• _OBJECTIVE_:
Copy down every line where the string "fast" shows up.

** Start of RECORDS SUPPLIED **

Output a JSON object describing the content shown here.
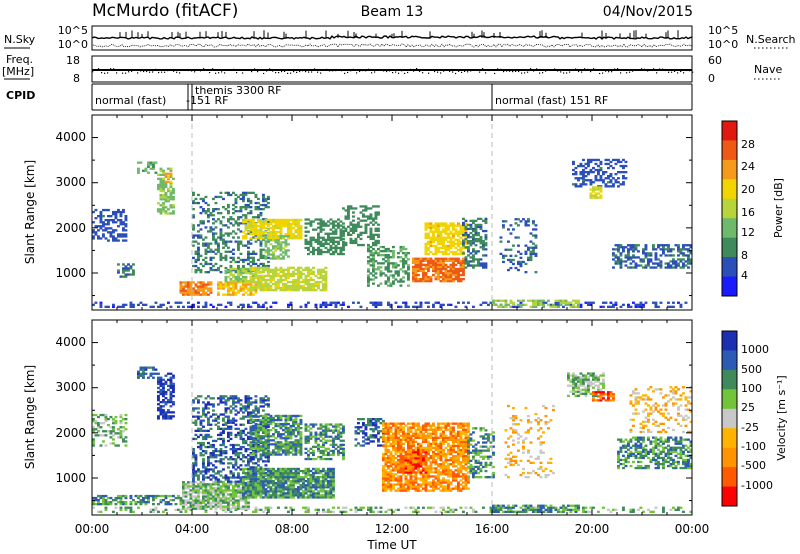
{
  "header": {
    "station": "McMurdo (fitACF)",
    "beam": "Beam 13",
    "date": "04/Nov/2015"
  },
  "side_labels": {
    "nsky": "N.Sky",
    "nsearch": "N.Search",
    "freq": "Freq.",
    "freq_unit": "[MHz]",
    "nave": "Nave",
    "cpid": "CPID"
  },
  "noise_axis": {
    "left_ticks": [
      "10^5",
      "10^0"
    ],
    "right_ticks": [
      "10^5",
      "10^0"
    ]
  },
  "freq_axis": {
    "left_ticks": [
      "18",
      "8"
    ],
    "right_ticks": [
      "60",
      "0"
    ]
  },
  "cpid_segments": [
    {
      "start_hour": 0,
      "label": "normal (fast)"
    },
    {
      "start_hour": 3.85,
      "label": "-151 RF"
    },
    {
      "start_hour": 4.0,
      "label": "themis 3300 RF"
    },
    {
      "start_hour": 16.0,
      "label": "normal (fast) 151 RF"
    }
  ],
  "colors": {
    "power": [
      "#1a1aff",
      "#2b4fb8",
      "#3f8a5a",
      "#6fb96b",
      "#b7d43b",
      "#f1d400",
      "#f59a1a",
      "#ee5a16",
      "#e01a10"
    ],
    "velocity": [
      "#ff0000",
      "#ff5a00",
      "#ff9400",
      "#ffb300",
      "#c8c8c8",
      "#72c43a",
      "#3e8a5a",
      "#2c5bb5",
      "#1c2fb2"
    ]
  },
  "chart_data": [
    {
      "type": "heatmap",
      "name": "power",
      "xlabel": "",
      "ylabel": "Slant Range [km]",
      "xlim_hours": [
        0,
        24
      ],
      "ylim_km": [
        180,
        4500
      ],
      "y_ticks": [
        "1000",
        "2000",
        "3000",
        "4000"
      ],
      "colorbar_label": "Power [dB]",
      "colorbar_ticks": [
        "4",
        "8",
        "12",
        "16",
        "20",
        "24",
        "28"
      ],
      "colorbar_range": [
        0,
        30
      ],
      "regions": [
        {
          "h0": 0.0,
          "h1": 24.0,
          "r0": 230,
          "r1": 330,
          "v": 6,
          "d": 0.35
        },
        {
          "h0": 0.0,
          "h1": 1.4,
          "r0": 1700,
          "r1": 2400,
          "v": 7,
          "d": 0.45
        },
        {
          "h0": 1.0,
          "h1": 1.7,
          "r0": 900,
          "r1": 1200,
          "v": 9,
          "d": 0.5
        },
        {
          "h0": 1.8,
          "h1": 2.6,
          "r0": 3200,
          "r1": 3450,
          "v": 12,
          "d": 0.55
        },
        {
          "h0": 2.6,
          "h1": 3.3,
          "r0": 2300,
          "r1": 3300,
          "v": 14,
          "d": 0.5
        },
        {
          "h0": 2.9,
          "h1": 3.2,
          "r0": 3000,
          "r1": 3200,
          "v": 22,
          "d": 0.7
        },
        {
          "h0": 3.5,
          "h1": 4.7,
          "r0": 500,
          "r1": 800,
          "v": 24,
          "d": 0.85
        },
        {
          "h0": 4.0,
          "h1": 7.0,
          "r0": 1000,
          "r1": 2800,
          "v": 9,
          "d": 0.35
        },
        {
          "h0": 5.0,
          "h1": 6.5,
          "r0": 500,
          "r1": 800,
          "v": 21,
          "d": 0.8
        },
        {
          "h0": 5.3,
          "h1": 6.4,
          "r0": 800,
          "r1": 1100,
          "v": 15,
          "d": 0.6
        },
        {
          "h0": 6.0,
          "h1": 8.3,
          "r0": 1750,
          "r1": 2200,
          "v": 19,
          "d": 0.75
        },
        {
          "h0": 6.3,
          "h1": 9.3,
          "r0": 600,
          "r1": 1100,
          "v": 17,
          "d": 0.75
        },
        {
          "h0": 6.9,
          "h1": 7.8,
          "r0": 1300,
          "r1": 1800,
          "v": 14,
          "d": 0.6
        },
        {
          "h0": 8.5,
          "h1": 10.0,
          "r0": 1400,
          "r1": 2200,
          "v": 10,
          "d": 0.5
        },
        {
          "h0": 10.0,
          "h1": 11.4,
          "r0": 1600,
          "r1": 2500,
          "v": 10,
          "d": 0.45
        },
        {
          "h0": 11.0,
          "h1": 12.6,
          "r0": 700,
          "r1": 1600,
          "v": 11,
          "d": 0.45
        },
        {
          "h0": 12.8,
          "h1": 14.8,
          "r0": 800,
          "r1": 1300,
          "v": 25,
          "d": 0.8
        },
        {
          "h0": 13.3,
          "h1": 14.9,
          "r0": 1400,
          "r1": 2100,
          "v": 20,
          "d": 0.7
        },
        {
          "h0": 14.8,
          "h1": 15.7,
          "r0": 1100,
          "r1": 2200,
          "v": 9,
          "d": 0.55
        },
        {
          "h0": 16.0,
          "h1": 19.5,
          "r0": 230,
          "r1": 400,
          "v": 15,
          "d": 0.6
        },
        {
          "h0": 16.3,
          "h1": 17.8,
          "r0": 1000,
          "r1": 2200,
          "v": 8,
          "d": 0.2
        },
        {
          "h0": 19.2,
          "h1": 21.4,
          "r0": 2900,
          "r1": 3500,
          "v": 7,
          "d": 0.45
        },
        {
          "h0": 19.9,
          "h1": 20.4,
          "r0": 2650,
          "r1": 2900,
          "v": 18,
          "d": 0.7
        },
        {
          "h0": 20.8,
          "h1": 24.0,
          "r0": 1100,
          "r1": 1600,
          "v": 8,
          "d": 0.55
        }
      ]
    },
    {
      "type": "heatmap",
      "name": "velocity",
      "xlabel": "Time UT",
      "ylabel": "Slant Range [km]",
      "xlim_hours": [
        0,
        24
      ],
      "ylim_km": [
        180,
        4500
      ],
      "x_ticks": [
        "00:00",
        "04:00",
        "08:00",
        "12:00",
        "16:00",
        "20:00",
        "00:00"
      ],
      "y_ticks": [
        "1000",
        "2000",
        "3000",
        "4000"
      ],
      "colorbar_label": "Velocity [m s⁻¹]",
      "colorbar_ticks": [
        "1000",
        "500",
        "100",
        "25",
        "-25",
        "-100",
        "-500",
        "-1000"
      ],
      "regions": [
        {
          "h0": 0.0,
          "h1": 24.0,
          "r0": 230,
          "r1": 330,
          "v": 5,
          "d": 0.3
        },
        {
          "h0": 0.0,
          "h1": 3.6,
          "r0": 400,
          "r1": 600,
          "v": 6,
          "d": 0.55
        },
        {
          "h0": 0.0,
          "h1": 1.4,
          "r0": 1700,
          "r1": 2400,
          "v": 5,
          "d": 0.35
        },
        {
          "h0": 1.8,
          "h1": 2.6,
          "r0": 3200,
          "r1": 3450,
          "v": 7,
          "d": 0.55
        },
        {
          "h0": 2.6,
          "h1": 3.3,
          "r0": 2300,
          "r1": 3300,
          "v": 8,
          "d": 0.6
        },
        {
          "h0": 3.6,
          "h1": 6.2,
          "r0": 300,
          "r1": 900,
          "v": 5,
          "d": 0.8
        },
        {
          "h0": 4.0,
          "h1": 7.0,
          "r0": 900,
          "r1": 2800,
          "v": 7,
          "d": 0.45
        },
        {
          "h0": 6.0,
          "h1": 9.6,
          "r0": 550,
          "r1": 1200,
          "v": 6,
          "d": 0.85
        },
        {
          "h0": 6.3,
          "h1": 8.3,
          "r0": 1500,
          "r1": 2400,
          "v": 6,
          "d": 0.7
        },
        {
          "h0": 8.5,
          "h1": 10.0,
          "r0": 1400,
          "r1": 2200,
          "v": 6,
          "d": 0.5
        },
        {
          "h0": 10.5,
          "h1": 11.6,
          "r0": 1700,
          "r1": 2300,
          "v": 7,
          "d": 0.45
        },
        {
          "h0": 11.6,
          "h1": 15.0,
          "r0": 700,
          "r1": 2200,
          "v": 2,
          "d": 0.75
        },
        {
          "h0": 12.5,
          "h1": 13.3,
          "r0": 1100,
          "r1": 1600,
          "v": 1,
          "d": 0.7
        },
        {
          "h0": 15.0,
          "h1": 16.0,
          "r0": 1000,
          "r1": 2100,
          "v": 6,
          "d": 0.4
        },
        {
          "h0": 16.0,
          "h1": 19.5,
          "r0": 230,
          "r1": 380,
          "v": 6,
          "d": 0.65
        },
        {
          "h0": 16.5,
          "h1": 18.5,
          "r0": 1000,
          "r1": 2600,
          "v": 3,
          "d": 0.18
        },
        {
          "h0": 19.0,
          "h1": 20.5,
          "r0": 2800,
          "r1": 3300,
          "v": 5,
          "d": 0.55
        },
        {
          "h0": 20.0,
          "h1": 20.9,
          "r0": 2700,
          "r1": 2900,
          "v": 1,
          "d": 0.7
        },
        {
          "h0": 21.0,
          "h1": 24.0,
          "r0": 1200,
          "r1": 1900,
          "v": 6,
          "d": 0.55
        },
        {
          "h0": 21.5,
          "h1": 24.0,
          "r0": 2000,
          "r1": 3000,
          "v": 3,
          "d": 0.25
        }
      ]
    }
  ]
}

** End of RECORDS SUPPLIED **

• _SOLUTION_:
      "label": "normal (fast)"
      "label": "normal (fast) 151 RF"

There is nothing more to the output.